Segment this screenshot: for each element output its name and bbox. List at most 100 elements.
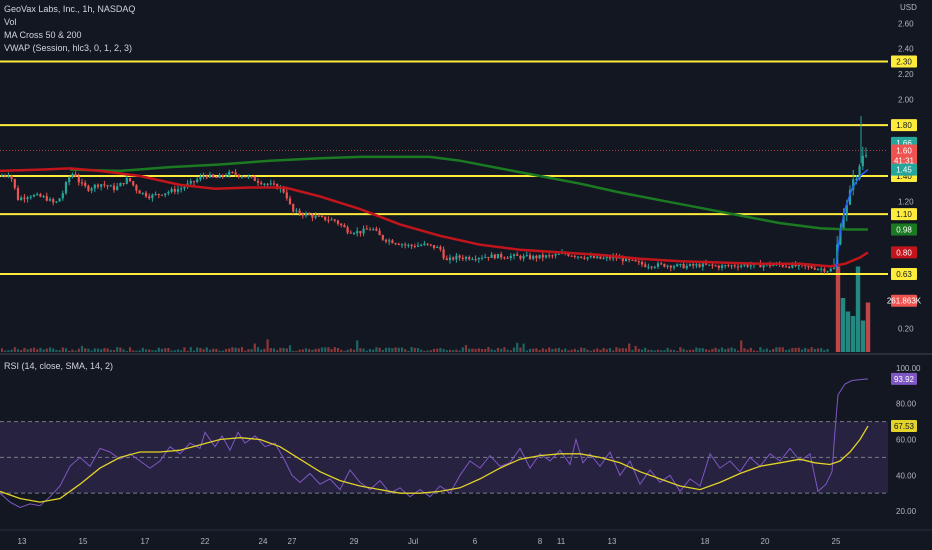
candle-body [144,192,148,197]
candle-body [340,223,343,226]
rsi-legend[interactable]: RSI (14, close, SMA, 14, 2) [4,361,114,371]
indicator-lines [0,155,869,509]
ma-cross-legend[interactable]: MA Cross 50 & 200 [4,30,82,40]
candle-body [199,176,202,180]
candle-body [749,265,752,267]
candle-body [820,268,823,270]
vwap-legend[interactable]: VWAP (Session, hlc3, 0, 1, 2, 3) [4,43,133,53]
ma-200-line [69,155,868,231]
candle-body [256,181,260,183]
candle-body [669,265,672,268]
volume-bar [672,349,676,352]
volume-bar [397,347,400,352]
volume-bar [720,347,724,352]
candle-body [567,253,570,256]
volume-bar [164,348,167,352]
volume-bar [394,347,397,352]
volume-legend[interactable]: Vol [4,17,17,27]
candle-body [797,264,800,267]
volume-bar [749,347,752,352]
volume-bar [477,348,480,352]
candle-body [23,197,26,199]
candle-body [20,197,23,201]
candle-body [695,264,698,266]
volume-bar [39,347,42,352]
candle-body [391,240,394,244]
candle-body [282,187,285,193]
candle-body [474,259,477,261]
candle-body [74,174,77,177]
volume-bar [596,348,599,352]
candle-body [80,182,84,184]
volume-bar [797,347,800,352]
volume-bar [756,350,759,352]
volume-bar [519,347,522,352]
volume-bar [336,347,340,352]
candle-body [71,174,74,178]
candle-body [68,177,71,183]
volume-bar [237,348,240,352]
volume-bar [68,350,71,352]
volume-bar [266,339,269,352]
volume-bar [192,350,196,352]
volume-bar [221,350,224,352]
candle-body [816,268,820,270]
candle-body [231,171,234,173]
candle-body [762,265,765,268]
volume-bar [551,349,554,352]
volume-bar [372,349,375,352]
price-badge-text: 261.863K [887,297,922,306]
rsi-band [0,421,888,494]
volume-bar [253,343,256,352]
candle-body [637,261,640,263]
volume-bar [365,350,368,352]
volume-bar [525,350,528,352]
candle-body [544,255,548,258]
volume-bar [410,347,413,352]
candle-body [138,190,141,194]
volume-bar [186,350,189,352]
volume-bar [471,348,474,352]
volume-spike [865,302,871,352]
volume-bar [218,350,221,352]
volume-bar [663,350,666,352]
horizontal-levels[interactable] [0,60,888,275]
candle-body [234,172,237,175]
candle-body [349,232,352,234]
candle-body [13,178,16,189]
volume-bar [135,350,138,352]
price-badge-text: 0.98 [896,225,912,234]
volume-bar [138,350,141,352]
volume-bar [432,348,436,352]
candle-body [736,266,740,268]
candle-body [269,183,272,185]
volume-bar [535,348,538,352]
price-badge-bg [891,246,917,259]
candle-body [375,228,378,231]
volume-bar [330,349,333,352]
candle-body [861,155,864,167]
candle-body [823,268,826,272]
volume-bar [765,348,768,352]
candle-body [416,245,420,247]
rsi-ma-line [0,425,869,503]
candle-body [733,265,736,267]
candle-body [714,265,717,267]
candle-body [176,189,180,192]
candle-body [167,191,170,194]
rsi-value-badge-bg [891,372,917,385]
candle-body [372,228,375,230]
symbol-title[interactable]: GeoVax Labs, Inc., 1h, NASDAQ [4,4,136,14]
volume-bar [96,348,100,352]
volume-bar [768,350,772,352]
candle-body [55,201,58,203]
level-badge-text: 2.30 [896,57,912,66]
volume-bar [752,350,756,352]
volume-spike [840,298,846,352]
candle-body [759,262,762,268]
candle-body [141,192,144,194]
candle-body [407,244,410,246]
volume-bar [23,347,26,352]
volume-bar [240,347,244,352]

====================

## TASK REQUIREMENTS:
Can you copy every line above word for word, leaving out the picture?

## SOLUTION TO THIS PROBLEM:
Segment this screenshot: for each element output its name and bbox. List at most 100 elements.
candle-body [144,192,148,197]
candle-body [340,223,343,226]
rsi-legend[interactable]: RSI (14, close, SMA, 14, 2) [4,361,114,371]
indicator-lines [0,155,869,509]
ma-cross-legend[interactable]: MA Cross 50 & 200 [4,30,82,40]
candle-body [199,176,202,180]
candle-body [749,265,752,267]
candle-body [820,268,823,270]
vwap-legend[interactable]: VWAP (Session, hlc3, 0, 1, 2, 3) [4,43,133,53]
ma-200-line [69,155,868,231]
candle-body [256,181,260,183]
candle-body [669,265,672,268]
volume-bar [672,349,676,352]
volume-bar [397,347,400,352]
volume-bar [720,347,724,352]
candle-body [567,253,570,256]
volume-bar [164,348,167,352]
volume-bar [394,347,397,352]
volume-legend[interactable]: Vol [4,17,17,27]
candle-body [797,264,800,267]
volume-bar [749,347,752,352]
volume-bar [477,348,480,352]
candle-body [23,197,26,199]
candle-body [20,197,23,201]
candle-body [695,264,698,266]
volume-bar [39,347,42,352]
candle-body [391,240,394,244]
candle-body [282,187,285,193]
candle-body [474,259,477,261]
candle-body [74,174,77,177]
volume-bar [596,348,599,352]
candle-body [80,182,84,184]
volume-bar [797,347,800,352]
volume-bar [756,350,759,352]
volume-bar [519,347,522,352]
volume-bar [336,347,340,352]
candle-body [71,174,74,178]
candle-body [68,177,71,183]
volume-bar [237,348,240,352]
volume-bar [68,350,71,352]
volume-bar [266,339,269,352]
volume-bar [192,350,196,352]
volume-bar [221,350,224,352]
candle-body [816,268,820,270]
candle-body [231,171,234,173]
candle-body [762,265,765,268]
volume-bar [551,349,554,352]
volume-bar [372,349,375,352]
price-badge-text: 261.863K [887,297,922,306]
rsi-band [0,421,888,494]
volume-bar [253,343,256,352]
candle-body [637,261,640,263]
volume-bar [365,350,368,352]
volume-bar [525,350,528,352]
candle-body [544,255,548,258]
volume-bar [410,347,413,352]
candle-body [138,190,141,194]
volume-bar [186,350,189,352]
volume-bar [471,348,474,352]
volume-spike [865,302,871,352]
volume-bar [218,350,221,352]
volume-bar [663,350,666,352]
horizontal-levels[interactable] [0,60,888,275]
candle-body [234,172,237,175]
candle-body [349,232,352,234]
candle-body [13,178,16,189]
volume-bar [135,350,138,352]
price-badge-text: 0.98 [896,225,912,234]
volume-bar [138,350,141,352]
volume-bar [432,348,436,352]
candle-body [736,266,740,268]
candle-body [269,183,272,185]
volume-bar [535,348,538,352]
price-badge-bg [891,246,917,259]
candle-body [375,228,378,231]
volume-bar [330,349,333,352]
candle-body [861,155,864,167]
candle-body [823,268,826,272]
volume-bar [765,348,768,352]
candle-body [416,245,420,247]
rsi-ma-line [0,425,869,503]
candle-body [733,265,736,267]
candle-body [714,265,717,267]
candle-body [176,189,180,192]
candle-body [167,191,170,194]
rsi-value-badge-bg [891,372,917,385]
candle-body [372,228,375,230]
symbol-title[interactable]: GeoVax Labs, Inc., 1h, NASDAQ [4,4,136,14]
volume-bar [96,348,100,352]
volume-bar [768,350,772,352]
candle-body [55,201,58,203]
level-badge-text: 2.30 [896,57,912,66]
volume-bar [752,350,756,352]
volume-spike [840,298,846,352]
candle-body [759,262,762,268]
candle-body [141,192,144,194]
candle-body [407,244,410,246]
volume-bar [23,347,26,352]
volume-bar [240,347,244,352]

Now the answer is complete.